TASK STATEMENT — Without omitting anything, return the records precisely as given.
— begin SUPPLIED RECORDS —
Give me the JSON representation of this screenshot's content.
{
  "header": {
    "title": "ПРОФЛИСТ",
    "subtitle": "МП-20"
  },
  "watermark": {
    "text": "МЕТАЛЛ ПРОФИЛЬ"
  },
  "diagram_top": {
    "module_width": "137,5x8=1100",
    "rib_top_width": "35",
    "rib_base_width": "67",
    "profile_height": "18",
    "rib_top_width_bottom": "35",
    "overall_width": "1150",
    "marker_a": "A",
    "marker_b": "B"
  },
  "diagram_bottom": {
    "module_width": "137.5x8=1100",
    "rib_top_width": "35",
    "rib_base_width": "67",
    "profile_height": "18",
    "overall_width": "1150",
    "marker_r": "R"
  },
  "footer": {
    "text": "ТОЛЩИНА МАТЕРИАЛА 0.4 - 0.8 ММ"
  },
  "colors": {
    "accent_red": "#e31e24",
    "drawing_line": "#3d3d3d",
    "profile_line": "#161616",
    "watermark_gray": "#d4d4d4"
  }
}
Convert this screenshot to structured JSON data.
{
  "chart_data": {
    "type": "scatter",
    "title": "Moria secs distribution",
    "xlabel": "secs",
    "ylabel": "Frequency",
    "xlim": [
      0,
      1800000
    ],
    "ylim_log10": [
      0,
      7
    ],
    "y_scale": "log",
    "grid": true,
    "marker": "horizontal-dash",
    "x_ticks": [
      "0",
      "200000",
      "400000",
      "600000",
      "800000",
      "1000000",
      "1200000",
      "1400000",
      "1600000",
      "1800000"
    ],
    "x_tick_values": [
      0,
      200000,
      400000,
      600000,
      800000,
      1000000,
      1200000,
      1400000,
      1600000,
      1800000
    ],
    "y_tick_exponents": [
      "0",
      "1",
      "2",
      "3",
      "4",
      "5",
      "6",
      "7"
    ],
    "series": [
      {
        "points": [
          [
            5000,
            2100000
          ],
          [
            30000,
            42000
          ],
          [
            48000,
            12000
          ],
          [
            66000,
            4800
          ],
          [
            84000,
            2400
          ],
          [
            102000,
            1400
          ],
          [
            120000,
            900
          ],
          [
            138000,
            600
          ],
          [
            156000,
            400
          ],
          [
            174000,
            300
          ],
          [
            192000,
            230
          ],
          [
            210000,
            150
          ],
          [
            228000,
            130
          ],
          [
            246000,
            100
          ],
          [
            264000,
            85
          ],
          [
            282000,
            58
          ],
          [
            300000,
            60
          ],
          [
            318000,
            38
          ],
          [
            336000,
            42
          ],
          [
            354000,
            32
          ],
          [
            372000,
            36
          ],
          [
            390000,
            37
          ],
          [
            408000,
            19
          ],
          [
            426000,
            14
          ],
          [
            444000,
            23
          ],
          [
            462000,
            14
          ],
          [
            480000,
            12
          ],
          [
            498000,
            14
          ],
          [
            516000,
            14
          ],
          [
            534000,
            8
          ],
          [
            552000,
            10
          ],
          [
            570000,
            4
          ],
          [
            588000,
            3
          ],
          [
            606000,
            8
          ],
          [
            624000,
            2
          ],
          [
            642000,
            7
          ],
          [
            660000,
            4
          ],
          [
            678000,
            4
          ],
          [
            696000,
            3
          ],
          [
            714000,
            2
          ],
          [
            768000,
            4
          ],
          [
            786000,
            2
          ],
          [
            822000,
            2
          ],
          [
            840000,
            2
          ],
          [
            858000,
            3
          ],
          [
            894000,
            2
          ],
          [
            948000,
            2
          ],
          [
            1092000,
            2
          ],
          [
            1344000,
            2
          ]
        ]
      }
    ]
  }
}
— end SUPPLIED RECORDS —
RESPONSE FOR THIS EXERCISE —
Give me the JSON representation of this screenshot's content.
{
  "header": {
    "title": "ПРОФЛИСТ",
    "subtitle": "МП-20"
  },
  "watermark": {
    "text": "МЕТАЛЛ ПРОФИЛЬ"
  },
  "diagram_top": {
    "module_width": "137,5x8=1100",
    "rib_top_width": "35",
    "rib_base_width": "67",
    "profile_height": "18",
    "rib_top_width_bottom": "35",
    "overall_width": "1150",
    "marker_a": "A",
    "marker_b": "B"
  },
  "diagram_bottom": {
    "module_width": "137.5x8=1100",
    "rib_top_width": "35",
    "rib_base_width": "67",
    "profile_height": "18",
    "overall_width": "1150",
    "marker_r": "R"
  },
  "footer": {
    "text": "ТОЛЩИНА МАТЕРИАЛА 0.4 - 0.8 ММ"
  },
  "colors": {
    "accent_red": "#e31e24",
    "drawing_line": "#3d3d3d",
    "profile_line": "#161616",
    "watermark_gray": "#d4d4d4"
  }
}
Convert this screenshot to structured JSON data.
{
  "chart_data": {
    "type": "scatter",
    "title": "Moria secs distribution",
    "xlabel": "secs",
    "ylabel": "Frequency",
    "xlim": [
      0,
      1800000
    ],
    "ylim_log10": [
      0,
      7
    ],
    "y_scale": "log",
    "grid": true,
    "marker": "horizontal-dash",
    "x_ticks": [
      "0",
      "200000",
      "400000",
      "600000",
      "800000",
      "1000000",
      "1200000",
      "1400000",
      "1600000",
      "1800000"
    ],
    "x_tick_values": [
      0,
      200000,
      400000,
      600000,
      800000,
      1000000,
      1200000,
      1400000,
      1600000,
      1800000
    ],
    "y_tick_exponents": [
      "0",
      "1",
      "2",
      "3",
      "4",
      "5",
      "6",
      "7"
    ],
    "series": [
      {
        "points": [
          [
            5000,
            2100000
          ],
          [
            30000,
            42000
          ],
          [
            48000,
            12000
          ],
          [
            66000,
            4800
          ],
          [
            84000,
            2400
          ],
          [
            102000,
            1400
          ],
          [
            120000,
            900
          ],
          [
            138000,
            600
          ],
          [
            156000,
            400
          ],
          [
            174000,
            300
          ],
          [
            192000,
            230
          ],
          [
            210000,
            150
          ],
          [
            228000,
            130
          ],
          [
            246000,
            100
          ],
          [
            264000,
            85
          ],
          [
            282000,
            58
          ],
          [
            300000,
            60
          ],
          [
            318000,
            38
          ],
          [
            336000,
            42
          ],
          [
            354000,
            32
          ],
          [
            372000,
            36
          ],
          [
            390000,
            37
          ],
          [
            408000,
            19
          ],
          [
            426000,
            14
          ],
          [
            444000,
            23
          ],
          [
            462000,
            14
          ],
          [
            480000,
            12
          ],
          [
            498000,
            14
          ],
          [
            516000,
            14
          ],
          [
            534000,
            8
          ],
          [
            552000,
            10
          ],
          [
            570000,
            4
          ],
          [
            588000,
            3
          ],
          [
            606000,
            8
          ],
          [
            624000,
            2
          ],
          [
            642000,
            7
          ],
          [
            660000,
            4
          ],
          [
            678000,
            4
          ],
          [
            696000,
            3
          ],
          [
            714000,
            2
          ],
          [
            768000,
            4
          ],
          [
            786000,
            2
          ],
          [
            822000,
            2
          ],
          [
            840000,
            2
          ],
          [
            858000,
            3
          ],
          [
            894000,
            2
          ],
          [
            948000,
            2
          ],
          [
            1092000,
            2
          ],
          [
            1344000,
            2
          ]
        ]
      }
    ]
  }
}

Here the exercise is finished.